▸ **Exercise description**:
Exactly as written, please set down all of the entries again, with no pictures.
:: Excerpted data ::
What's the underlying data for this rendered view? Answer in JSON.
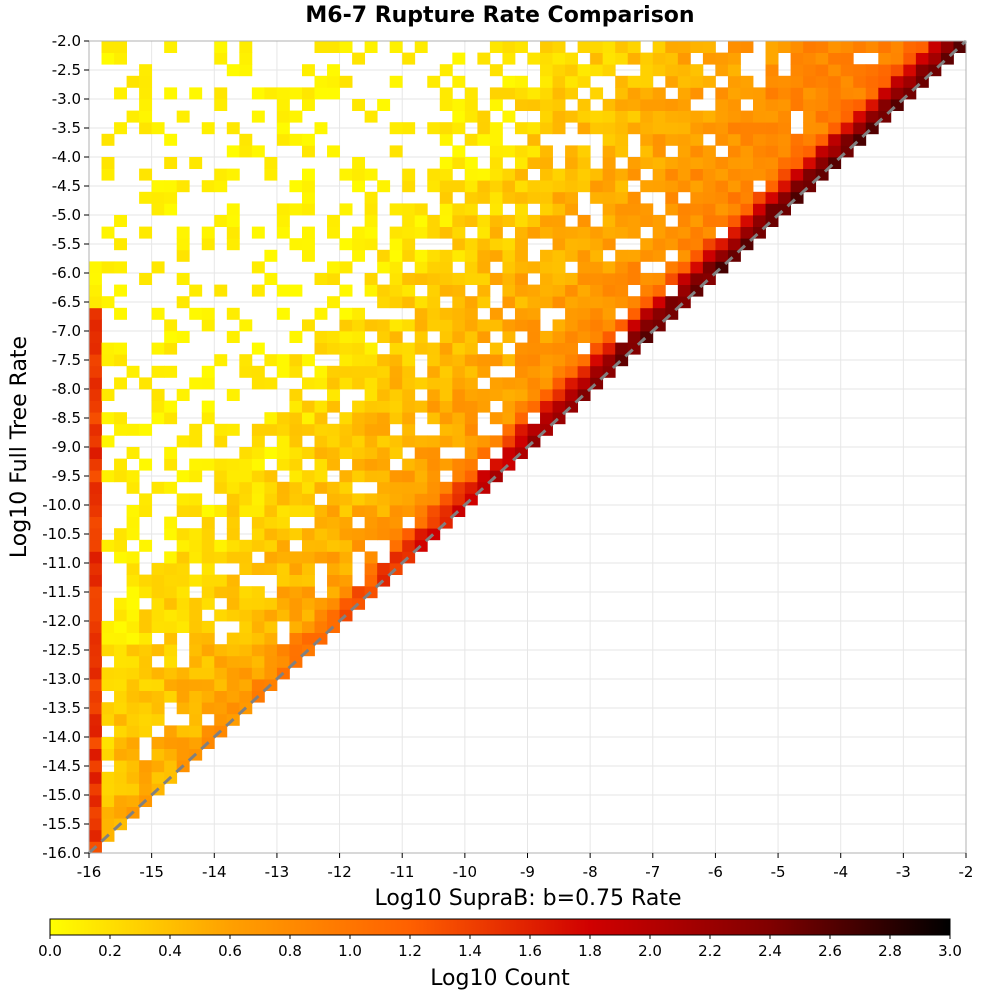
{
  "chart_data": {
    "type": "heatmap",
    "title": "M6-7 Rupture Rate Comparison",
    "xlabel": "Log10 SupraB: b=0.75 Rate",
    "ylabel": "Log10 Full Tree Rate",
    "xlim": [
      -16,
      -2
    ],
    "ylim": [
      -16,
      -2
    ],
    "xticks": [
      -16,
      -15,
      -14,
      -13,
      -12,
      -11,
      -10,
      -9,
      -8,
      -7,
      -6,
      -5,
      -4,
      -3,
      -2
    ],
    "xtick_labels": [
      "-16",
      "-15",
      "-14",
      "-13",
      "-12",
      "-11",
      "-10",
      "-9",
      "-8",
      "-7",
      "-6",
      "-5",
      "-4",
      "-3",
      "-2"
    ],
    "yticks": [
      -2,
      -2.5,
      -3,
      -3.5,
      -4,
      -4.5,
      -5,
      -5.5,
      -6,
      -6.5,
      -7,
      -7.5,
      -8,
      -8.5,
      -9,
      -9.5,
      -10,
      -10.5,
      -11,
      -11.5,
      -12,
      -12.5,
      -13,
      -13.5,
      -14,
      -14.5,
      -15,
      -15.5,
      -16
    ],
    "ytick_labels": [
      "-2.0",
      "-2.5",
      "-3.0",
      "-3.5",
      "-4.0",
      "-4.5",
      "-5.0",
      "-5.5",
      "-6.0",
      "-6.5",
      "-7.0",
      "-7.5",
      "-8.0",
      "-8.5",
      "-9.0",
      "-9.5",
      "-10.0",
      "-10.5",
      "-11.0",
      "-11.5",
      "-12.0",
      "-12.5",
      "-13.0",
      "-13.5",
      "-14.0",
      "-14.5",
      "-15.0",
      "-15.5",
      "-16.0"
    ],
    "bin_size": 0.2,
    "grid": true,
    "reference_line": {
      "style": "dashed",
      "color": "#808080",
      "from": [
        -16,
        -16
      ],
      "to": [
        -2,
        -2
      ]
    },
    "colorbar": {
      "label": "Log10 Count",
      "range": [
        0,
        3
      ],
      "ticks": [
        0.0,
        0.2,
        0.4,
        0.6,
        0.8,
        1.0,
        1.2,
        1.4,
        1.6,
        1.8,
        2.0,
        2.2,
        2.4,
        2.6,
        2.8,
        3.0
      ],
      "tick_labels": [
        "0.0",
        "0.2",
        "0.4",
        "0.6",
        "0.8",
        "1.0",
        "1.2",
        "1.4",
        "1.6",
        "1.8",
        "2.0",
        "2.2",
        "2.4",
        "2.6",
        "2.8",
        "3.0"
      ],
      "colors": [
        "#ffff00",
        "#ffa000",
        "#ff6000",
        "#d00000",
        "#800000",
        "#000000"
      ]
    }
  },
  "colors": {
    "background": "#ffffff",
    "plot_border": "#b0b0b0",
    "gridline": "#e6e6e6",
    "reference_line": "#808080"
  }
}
:::
▸ **Reply**:
What's the underlying data for this rendered view? Answer in JSON.
{
  "chart_data": {
    "type": "heatmap",
    "title": "M6-7 Rupture Rate Comparison",
    "xlabel": "Log10 SupraB: b=0.75 Rate",
    "ylabel": "Log10 Full Tree Rate",
    "xlim": [
      -16,
      -2
    ],
    "ylim": [
      -16,
      -2
    ],
    "xticks": [
      -16,
      -15,
      -14,
      -13,
      -12,
      -11,
      -10,
      -9,
      -8,
      -7,
      -6,
      -5,
      -4,
      -3,
      -2
    ],
    "xtick_labels": [
      "-16",
      "-15",
      "-14",
      "-13",
      "-12",
      "-11",
      "-10",
      "-9",
      "-8",
      "-7",
      "-6",
      "-5",
      "-4",
      "-3",
      "-2"
    ],
    "yticks": [
      -2,
      -2.5,
      -3,
      -3.5,
      -4,
      -4.5,
      -5,
      -5.5,
      -6,
      -6.5,
      -7,
      -7.5,
      -8,
      -8.5,
      -9,
      -9.5,
      -10,
      -10.5,
      -11,
      -11.5,
      -12,
      -12.5,
      -13,
      -13.5,
      -14,
      -14.5,
      -15,
      -15.5,
      -16
    ],
    "ytick_labels": [
      "-2.0",
      "-2.5",
      "-3.0",
      "-3.5",
      "-4.0",
      "-4.5",
      "-5.0",
      "-5.5",
      "-6.0",
      "-6.5",
      "-7.0",
      "-7.5",
      "-8.0",
      "-8.5",
      "-9.0",
      "-9.5",
      "-10.0",
      "-10.5",
      "-11.0",
      "-11.5",
      "-12.0",
      "-12.5",
      "-13.0",
      "-13.5",
      "-14.0",
      "-14.5",
      "-15.0",
      "-15.5",
      "-16.0"
    ],
    "bin_size": 0.2,
    "grid": true,
    "reference_line": {
      "style": "dashed",
      "color": "#808080",
      "from": [
        -16,
        -16
      ],
      "to": [
        -2,
        -2
      ]
    },
    "colorbar": {
      "label": "Log10 Count",
      "range": [
        0,
        3
      ],
      "ticks": [
        0.0,
        0.2,
        0.4,
        0.6,
        0.8,
        1.0,
        1.2,
        1.4,
        1.6,
        1.8,
        2.0,
        2.2,
        2.4,
        2.6,
        2.8,
        3.0
      ],
      "tick_labels": [
        "0.0",
        "0.2",
        "0.4",
        "0.6",
        "0.8",
        "1.0",
        "1.2",
        "1.4",
        "1.6",
        "1.8",
        "2.0",
        "2.2",
        "2.4",
        "2.6",
        "2.8",
        "3.0"
      ],
      "colors": [
        "#ffff00",
        "#ffa000",
        "#ff6000",
        "#d00000",
        "#800000",
        "#000000"
      ]
    }
  },
  "colors": {
    "background": "#ffffff",
    "plot_border": "#b0b0b0",
    "gridline": "#e6e6e6",
    "reference_line": "#808080"
  }
}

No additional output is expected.